> **REQUEST**:
In the material below, find how many lines contain the string "steps". Write only that number.
Begin EXTRACTED RECORDS
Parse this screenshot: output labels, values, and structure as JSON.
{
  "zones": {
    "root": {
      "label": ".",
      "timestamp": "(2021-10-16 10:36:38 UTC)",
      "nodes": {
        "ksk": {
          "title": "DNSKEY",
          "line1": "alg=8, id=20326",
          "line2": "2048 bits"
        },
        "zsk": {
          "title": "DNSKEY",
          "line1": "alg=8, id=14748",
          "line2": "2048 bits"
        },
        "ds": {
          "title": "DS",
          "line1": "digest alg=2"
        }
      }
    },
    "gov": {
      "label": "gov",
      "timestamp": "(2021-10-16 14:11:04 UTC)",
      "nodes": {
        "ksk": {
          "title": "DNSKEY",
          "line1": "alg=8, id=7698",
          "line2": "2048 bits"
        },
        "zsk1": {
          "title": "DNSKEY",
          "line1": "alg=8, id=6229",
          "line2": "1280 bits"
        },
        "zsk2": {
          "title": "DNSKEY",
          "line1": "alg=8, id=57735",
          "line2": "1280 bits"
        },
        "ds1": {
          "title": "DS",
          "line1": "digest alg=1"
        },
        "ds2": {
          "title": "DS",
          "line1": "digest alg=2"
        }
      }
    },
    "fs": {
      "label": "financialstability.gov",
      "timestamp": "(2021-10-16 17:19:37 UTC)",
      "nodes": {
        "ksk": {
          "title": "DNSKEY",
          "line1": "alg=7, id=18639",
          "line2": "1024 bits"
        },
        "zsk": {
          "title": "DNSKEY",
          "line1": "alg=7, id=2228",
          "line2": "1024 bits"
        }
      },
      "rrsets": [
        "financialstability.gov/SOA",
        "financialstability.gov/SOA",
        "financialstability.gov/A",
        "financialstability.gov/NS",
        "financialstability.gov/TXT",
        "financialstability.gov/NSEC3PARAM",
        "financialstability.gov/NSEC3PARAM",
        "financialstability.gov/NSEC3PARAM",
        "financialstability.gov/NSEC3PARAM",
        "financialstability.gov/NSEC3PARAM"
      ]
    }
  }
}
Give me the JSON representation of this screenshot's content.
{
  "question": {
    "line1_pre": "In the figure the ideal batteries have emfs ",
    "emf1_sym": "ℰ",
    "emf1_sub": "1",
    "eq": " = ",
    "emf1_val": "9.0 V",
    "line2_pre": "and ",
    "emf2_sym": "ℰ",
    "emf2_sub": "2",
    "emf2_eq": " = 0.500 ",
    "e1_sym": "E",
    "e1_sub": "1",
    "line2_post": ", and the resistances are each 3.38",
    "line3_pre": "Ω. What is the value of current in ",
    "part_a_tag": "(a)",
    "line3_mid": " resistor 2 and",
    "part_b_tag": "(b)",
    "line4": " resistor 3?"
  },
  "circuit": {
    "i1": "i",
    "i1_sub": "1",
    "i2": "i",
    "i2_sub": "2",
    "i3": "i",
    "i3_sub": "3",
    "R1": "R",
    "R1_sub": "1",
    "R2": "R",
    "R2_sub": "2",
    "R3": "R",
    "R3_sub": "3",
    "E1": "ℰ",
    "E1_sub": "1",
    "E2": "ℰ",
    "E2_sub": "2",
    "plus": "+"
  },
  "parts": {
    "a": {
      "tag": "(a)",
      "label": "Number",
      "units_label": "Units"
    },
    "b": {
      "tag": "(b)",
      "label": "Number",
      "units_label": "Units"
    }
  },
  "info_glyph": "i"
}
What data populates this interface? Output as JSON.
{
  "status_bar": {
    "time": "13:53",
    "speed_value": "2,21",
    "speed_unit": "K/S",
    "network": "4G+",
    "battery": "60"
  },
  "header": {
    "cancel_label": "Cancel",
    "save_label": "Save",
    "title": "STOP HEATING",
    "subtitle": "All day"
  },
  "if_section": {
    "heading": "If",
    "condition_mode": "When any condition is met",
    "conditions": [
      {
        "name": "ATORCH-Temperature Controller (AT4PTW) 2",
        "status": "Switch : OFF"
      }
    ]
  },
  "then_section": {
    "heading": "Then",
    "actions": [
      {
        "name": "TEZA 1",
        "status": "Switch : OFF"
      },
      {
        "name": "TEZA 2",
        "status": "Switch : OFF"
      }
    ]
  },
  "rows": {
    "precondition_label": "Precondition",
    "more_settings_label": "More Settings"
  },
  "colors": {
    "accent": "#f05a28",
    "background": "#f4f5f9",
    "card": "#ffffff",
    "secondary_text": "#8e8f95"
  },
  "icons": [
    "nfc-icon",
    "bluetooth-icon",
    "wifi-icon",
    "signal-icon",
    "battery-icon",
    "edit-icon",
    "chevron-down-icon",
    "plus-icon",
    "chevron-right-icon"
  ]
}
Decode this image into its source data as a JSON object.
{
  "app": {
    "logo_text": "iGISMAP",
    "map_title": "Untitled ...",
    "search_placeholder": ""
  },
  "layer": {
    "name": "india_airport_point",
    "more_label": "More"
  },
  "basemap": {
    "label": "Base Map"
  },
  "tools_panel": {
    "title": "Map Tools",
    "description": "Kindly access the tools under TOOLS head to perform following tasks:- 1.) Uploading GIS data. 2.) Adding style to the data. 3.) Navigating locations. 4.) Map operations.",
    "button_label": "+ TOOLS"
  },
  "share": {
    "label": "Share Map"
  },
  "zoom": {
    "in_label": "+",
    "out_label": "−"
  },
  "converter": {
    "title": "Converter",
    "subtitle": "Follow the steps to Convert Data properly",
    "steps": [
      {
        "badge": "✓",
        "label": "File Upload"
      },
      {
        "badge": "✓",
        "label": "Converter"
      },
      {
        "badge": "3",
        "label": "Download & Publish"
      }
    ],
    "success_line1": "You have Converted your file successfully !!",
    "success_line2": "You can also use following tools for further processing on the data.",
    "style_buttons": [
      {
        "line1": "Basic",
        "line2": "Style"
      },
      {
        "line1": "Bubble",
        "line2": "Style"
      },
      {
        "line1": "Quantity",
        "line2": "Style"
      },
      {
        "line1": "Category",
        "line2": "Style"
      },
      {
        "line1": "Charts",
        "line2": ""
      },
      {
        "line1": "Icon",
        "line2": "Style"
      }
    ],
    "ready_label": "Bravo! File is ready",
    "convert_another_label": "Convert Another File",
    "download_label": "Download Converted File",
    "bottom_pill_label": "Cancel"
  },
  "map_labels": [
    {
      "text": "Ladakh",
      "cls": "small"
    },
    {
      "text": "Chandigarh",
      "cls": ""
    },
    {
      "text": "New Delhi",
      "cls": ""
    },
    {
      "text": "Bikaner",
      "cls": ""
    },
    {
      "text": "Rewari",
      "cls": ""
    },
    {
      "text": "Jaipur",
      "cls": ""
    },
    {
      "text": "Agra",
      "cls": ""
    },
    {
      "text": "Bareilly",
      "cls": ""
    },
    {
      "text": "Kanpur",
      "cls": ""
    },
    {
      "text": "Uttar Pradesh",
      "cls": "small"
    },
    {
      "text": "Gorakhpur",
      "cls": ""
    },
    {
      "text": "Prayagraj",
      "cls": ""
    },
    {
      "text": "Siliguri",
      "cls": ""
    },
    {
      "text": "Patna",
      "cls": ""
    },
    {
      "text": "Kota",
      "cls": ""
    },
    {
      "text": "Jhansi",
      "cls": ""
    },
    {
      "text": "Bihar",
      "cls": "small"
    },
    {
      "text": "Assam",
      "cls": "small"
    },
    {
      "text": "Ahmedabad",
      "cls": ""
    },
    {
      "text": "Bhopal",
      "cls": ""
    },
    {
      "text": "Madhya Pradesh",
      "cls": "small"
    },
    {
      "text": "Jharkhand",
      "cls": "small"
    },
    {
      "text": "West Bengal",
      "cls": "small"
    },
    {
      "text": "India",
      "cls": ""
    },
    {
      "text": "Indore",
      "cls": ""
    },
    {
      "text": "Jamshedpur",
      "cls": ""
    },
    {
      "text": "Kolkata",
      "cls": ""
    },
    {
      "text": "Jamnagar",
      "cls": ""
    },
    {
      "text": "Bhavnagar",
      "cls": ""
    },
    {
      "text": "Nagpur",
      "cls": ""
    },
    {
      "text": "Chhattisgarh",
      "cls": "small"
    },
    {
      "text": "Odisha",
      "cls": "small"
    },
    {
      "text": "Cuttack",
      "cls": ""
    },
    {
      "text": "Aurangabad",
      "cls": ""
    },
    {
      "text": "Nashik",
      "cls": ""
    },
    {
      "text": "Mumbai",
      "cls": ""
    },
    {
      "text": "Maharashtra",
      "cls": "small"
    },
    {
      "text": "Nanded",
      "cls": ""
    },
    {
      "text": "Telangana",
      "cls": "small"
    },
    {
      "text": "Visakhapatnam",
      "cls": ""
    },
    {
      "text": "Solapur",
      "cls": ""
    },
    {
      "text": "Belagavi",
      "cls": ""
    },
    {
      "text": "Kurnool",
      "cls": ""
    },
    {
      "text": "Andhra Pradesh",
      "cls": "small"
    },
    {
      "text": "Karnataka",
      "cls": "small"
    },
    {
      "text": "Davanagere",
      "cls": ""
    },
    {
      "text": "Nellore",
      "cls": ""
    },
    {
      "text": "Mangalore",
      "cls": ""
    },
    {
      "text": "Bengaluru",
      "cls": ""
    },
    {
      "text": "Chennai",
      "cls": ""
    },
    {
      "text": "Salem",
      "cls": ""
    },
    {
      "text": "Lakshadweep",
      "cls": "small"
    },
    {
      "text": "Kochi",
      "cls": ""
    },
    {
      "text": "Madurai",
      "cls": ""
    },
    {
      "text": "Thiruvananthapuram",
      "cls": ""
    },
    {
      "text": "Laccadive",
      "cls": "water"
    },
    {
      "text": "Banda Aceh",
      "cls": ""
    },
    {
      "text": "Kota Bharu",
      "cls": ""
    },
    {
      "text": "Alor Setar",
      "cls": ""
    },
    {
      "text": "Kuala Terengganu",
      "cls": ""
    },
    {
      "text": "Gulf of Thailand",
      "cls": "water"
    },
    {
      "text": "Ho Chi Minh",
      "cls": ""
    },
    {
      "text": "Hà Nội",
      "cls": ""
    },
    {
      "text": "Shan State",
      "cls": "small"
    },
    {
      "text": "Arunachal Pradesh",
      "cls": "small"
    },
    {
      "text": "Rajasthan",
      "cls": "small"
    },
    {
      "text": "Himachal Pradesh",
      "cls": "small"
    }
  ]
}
End EXTRACTED RECORDS
> **FINAL ANSWER**:
2